Find the string "yeop" in the data, then copy every line where it is found.

:: MATERIAL PROVIDED ::

····················

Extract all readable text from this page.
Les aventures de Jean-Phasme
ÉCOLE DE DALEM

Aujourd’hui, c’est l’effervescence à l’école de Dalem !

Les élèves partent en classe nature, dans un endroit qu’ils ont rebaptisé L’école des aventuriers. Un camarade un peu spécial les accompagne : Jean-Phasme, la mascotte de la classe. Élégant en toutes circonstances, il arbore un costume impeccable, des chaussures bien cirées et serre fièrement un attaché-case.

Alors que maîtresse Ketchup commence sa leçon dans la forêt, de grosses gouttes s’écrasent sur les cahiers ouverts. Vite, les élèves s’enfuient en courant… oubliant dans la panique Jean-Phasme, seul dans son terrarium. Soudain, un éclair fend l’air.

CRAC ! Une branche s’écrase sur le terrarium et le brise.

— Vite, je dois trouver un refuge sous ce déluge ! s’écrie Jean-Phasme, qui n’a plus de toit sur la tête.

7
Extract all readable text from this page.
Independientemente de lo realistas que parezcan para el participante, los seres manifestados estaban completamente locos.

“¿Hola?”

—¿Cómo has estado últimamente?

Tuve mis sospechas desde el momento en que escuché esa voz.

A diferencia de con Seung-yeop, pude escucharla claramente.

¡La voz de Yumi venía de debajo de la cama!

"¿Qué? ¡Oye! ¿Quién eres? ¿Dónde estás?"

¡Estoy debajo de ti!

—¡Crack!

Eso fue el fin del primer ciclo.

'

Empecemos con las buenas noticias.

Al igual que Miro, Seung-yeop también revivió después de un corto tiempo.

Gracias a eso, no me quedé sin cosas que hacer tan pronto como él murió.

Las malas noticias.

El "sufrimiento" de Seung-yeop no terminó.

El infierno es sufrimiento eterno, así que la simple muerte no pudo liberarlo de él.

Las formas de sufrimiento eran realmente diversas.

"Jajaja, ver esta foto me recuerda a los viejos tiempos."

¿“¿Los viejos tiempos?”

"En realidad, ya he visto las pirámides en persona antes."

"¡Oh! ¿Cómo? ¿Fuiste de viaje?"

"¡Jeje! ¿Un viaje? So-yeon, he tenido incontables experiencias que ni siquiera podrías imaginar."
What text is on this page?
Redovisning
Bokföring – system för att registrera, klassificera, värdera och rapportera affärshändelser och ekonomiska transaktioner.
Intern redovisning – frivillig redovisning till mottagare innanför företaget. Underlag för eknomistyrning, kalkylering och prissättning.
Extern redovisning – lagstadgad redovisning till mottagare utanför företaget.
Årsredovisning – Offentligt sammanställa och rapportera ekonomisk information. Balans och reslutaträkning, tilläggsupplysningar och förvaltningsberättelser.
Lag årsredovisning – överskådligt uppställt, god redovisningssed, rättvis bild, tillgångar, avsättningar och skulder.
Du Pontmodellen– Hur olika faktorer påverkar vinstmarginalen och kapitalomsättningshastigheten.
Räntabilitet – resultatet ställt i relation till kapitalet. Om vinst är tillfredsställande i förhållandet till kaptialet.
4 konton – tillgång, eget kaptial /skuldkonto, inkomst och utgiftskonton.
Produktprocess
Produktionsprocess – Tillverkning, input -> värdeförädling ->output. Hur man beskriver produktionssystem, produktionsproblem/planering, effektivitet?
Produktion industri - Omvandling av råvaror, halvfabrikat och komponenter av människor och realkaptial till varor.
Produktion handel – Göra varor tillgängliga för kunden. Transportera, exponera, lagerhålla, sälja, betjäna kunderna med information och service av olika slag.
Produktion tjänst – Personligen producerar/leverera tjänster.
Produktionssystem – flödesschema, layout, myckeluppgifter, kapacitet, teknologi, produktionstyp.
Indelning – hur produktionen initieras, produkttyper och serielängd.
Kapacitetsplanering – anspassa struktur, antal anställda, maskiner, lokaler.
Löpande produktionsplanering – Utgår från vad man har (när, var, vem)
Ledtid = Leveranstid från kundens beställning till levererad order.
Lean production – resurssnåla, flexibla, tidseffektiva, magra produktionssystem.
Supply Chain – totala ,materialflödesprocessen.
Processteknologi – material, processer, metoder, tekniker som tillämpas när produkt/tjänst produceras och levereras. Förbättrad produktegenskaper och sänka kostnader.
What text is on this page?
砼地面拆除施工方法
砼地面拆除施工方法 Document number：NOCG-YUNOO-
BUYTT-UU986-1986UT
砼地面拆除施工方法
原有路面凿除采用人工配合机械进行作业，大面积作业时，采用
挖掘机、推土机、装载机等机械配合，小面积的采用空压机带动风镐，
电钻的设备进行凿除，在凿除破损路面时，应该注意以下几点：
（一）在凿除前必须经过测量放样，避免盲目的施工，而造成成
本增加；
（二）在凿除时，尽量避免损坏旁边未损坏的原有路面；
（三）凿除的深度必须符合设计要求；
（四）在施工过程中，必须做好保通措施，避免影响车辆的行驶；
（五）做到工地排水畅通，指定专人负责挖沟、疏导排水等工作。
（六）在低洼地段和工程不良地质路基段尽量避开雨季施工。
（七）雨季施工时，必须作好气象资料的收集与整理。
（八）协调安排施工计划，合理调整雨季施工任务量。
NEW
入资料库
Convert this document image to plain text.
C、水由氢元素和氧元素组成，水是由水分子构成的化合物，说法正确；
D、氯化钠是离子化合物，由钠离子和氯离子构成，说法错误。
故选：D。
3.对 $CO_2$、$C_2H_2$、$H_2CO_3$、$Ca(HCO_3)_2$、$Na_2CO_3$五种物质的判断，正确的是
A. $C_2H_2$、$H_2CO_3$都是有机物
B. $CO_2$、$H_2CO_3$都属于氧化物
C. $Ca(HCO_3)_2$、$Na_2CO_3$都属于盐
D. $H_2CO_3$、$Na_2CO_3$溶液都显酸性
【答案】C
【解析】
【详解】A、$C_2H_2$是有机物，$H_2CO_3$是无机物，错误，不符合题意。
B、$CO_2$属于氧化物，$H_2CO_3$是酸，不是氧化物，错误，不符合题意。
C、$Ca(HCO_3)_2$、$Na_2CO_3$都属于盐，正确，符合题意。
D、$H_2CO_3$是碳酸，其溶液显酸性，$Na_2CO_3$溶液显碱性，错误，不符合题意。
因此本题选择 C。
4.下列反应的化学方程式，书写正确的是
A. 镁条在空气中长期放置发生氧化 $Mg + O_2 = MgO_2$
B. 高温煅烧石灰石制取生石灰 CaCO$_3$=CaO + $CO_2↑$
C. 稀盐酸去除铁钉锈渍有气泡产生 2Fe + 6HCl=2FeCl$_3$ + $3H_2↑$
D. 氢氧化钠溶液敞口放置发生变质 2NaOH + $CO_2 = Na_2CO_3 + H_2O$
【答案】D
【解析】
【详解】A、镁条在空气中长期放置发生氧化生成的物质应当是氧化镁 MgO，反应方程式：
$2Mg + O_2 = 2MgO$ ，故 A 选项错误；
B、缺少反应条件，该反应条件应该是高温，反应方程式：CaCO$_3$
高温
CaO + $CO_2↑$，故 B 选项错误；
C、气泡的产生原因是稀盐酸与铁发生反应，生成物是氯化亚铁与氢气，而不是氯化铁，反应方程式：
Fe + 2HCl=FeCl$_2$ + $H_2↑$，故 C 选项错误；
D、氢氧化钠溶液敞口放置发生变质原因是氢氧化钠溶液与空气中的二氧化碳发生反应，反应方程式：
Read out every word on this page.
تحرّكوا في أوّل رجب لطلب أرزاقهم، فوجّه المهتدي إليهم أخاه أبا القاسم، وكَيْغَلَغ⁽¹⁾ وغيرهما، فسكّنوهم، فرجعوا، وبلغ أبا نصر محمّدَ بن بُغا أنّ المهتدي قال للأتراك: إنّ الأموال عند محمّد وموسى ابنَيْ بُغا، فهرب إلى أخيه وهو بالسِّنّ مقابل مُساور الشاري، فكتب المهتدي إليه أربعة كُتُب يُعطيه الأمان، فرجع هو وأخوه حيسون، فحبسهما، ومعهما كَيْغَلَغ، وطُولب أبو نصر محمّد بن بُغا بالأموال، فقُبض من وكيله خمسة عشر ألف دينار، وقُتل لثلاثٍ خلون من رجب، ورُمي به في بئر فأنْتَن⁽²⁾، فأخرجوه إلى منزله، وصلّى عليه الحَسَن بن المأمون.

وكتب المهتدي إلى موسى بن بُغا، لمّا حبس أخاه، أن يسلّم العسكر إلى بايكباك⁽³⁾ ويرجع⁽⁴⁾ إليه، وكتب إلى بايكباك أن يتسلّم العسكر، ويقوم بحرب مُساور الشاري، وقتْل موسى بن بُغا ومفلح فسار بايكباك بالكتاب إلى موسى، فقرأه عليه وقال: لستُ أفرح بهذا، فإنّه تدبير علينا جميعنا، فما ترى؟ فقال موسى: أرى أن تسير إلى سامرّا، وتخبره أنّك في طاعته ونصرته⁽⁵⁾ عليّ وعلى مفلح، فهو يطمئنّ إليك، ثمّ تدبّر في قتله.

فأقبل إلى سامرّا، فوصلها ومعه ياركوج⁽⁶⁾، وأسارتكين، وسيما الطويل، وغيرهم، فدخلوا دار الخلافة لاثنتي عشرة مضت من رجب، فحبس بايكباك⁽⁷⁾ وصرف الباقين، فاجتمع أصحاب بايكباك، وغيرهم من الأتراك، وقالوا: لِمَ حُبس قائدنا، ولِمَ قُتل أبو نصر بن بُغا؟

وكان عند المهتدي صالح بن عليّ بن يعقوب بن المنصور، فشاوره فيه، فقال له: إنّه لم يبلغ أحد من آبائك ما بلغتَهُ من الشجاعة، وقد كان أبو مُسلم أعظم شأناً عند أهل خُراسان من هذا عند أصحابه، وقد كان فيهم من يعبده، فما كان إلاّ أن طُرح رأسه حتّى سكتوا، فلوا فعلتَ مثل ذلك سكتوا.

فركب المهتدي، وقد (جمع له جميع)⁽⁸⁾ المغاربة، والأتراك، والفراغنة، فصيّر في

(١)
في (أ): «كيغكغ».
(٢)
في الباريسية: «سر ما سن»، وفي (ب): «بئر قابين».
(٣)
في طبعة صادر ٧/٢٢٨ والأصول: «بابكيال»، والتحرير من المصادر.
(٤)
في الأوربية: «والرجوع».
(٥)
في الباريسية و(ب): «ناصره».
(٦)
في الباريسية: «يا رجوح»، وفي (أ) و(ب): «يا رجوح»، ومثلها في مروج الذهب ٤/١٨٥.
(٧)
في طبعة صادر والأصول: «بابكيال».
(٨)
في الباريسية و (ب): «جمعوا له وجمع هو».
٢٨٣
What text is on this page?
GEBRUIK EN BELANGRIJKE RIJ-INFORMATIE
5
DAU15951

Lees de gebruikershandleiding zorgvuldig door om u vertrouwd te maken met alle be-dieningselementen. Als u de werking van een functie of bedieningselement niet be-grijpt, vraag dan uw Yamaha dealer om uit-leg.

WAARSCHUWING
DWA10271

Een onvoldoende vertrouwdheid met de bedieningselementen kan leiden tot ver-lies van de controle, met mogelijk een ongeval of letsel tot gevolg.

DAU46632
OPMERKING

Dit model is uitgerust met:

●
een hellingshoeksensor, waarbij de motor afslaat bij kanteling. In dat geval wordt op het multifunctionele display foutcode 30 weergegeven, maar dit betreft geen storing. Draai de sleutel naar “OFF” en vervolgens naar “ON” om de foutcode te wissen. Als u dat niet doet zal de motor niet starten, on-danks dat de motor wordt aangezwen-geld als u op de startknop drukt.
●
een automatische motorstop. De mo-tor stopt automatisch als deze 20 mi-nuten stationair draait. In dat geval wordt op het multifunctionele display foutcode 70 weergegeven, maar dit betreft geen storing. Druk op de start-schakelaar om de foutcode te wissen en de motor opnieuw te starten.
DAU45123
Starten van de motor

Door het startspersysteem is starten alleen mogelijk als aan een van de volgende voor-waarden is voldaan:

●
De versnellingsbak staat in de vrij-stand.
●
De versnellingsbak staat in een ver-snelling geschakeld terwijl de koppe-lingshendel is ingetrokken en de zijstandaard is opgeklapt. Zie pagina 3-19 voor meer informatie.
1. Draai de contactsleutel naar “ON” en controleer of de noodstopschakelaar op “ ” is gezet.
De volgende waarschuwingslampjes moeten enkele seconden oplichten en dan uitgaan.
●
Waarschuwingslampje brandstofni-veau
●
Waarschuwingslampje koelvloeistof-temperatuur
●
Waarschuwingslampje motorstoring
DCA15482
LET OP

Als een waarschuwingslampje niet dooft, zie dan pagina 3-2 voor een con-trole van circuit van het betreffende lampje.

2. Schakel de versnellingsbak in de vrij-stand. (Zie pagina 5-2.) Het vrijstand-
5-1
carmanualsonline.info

····················

:: EXERCISE SOLUTION ::
A diferencia de con Seung-yeop, pude escucharla claramente.
Al igual que Miro, Seung-yeop también revivió después de un corto tiempo.
El "sufrimiento" de Seung-yeop no terminó.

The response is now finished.